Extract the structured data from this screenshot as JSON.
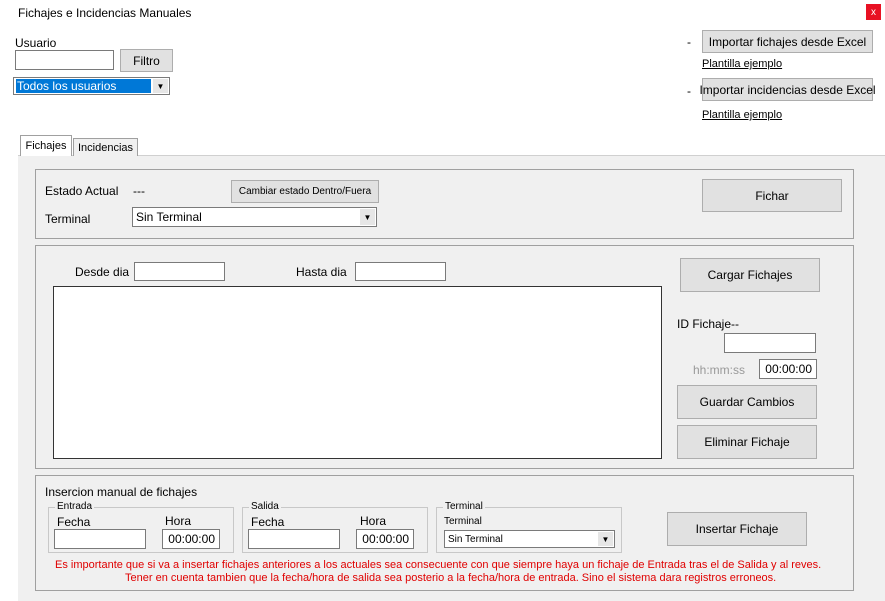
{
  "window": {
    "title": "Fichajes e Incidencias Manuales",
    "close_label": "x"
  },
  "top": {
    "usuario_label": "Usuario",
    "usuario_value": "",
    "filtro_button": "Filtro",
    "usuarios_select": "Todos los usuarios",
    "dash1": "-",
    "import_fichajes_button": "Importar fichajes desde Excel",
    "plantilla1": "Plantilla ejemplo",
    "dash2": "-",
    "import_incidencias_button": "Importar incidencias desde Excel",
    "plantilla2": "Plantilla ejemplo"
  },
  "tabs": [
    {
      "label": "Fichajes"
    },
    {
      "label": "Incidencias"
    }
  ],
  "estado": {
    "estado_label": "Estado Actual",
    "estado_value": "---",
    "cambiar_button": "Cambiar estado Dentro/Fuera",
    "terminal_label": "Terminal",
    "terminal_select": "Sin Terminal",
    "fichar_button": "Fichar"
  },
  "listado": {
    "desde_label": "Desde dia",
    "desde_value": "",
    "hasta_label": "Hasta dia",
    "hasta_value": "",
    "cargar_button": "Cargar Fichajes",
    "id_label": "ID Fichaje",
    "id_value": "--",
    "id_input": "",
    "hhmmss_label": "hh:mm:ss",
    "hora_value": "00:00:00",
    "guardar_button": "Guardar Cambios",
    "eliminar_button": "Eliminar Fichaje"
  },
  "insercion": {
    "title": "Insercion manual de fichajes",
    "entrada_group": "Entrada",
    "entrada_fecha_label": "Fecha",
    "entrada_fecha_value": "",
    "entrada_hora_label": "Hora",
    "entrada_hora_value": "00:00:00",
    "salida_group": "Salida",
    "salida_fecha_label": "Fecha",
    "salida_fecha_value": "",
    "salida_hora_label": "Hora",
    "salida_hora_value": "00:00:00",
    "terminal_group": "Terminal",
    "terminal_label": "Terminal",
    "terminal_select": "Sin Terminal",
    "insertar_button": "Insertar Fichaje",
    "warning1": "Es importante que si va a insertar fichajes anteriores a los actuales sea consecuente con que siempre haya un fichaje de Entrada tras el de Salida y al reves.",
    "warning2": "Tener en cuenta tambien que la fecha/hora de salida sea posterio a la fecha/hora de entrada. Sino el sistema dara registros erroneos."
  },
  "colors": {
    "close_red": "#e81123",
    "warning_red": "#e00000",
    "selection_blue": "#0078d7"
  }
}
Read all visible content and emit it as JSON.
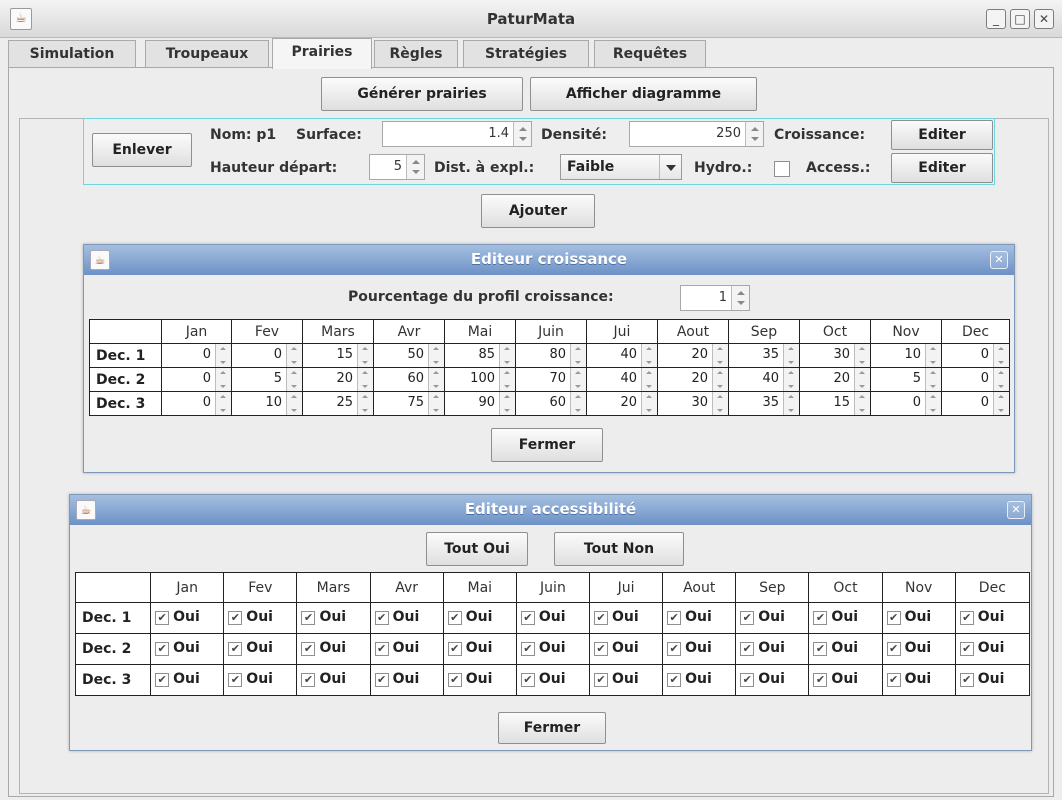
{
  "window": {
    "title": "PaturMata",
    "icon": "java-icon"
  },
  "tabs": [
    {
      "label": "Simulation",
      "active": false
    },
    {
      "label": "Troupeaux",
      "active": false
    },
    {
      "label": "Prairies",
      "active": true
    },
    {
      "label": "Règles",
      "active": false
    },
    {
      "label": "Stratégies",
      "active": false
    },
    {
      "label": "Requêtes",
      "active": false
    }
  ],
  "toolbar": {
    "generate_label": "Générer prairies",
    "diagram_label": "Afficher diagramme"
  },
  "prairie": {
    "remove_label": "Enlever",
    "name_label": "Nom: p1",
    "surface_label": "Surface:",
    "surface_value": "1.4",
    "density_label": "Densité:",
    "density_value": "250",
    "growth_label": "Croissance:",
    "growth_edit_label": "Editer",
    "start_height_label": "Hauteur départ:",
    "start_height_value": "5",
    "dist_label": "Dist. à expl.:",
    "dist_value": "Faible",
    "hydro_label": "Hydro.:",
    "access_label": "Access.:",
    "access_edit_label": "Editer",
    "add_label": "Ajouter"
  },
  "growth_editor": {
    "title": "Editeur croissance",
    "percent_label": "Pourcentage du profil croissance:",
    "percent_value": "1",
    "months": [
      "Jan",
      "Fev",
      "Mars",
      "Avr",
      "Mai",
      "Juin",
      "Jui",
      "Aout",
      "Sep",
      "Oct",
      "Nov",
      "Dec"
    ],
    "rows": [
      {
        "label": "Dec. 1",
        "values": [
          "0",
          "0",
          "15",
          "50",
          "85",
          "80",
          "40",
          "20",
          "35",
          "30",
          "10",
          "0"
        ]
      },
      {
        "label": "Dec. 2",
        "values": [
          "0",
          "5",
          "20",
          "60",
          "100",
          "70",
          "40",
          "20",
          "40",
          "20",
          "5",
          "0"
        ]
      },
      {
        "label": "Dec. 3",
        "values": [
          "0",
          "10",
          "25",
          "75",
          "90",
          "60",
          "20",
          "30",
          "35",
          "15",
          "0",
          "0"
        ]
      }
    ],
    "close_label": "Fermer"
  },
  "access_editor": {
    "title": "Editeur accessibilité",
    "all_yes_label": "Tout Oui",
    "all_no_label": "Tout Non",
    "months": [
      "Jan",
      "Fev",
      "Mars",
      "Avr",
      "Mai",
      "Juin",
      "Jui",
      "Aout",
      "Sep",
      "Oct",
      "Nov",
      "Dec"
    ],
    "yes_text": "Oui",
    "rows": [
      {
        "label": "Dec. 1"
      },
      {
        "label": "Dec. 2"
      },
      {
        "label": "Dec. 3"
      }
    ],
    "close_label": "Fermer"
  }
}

...

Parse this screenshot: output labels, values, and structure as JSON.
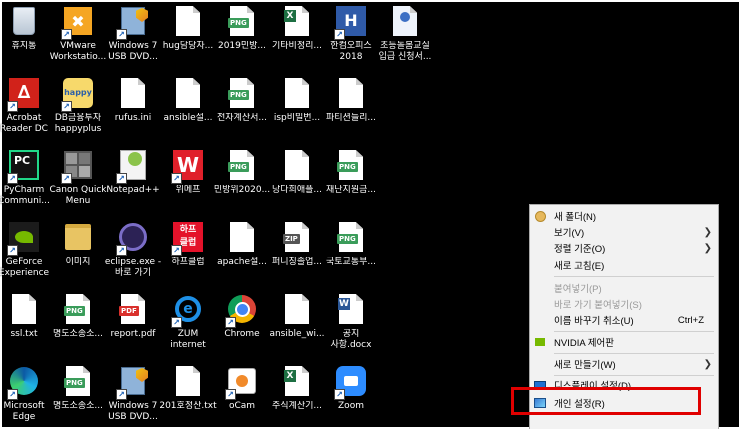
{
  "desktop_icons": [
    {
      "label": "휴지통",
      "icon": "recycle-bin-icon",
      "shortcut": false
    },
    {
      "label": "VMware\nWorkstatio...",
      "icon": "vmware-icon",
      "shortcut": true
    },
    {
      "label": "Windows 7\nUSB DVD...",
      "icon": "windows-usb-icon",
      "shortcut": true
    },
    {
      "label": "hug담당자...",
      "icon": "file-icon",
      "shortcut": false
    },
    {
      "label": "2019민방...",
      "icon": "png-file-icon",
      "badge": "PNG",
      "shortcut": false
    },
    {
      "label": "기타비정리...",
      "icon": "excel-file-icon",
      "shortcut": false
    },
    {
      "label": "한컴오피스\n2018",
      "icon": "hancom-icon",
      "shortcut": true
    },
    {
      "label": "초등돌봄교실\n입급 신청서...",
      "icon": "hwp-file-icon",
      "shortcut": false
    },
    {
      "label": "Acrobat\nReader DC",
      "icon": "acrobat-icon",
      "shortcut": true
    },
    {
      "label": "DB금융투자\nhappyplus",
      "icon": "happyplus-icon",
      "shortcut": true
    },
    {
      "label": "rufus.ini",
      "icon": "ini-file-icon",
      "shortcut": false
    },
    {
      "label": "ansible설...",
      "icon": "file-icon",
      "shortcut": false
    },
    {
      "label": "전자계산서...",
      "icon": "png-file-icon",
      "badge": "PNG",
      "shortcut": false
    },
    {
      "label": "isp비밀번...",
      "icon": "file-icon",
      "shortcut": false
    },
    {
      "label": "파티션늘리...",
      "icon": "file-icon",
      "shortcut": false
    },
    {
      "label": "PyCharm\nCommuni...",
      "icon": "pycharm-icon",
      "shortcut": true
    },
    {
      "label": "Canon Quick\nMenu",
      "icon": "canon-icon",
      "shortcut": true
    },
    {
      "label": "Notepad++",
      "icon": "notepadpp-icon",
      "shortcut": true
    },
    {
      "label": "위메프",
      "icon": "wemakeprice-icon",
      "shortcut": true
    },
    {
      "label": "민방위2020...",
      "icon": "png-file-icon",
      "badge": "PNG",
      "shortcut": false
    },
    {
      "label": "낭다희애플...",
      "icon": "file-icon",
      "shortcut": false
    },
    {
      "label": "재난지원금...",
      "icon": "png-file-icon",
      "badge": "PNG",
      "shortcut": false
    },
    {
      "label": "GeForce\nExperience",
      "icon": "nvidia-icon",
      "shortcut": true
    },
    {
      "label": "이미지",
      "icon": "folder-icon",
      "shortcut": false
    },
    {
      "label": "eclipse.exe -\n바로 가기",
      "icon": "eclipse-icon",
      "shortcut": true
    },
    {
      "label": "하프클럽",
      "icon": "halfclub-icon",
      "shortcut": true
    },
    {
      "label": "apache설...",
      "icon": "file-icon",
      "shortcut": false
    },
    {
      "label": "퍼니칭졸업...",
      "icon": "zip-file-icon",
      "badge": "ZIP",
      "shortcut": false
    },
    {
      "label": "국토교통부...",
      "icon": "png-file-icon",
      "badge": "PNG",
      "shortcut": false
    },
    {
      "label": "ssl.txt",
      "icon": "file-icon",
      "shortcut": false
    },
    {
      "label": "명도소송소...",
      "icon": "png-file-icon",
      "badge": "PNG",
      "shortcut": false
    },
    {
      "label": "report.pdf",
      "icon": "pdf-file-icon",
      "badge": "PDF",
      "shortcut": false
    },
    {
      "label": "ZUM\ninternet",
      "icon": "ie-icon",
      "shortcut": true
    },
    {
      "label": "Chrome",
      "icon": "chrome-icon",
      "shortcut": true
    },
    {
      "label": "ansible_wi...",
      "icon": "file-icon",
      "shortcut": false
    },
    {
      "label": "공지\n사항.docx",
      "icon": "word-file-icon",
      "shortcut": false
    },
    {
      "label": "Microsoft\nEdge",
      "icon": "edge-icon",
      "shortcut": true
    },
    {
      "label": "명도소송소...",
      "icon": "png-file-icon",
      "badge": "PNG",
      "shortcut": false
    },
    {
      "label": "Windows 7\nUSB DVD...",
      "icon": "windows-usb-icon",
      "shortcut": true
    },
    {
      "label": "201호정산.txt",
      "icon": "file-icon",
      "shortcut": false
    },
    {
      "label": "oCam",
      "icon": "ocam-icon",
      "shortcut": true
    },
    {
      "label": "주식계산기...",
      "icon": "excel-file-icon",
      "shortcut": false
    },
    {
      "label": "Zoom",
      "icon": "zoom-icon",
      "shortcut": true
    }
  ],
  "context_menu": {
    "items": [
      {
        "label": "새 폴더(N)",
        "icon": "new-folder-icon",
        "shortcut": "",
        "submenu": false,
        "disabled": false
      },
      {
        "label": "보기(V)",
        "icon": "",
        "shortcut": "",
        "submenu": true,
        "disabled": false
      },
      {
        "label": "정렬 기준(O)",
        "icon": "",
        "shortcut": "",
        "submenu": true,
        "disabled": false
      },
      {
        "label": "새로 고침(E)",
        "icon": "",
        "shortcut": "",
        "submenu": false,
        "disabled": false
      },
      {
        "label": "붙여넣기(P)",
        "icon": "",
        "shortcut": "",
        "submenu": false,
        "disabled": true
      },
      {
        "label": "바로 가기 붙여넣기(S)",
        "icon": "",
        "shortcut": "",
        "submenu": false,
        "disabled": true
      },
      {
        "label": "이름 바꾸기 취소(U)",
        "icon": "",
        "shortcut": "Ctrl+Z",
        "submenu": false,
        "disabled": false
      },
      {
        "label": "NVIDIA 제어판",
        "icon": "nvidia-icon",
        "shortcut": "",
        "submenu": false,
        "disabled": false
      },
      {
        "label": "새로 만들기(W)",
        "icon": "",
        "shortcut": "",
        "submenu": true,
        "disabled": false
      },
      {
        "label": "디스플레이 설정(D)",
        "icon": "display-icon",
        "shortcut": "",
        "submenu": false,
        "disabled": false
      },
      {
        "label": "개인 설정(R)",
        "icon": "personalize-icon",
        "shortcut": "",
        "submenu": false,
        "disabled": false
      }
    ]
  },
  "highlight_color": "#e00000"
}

> [Task instructions]:
Copy out the lines that hold "this".

> [Response]:
Extract the structured data from this screenshot as JSON.
Parse this screenshot: output labels, values, and structure as JSON.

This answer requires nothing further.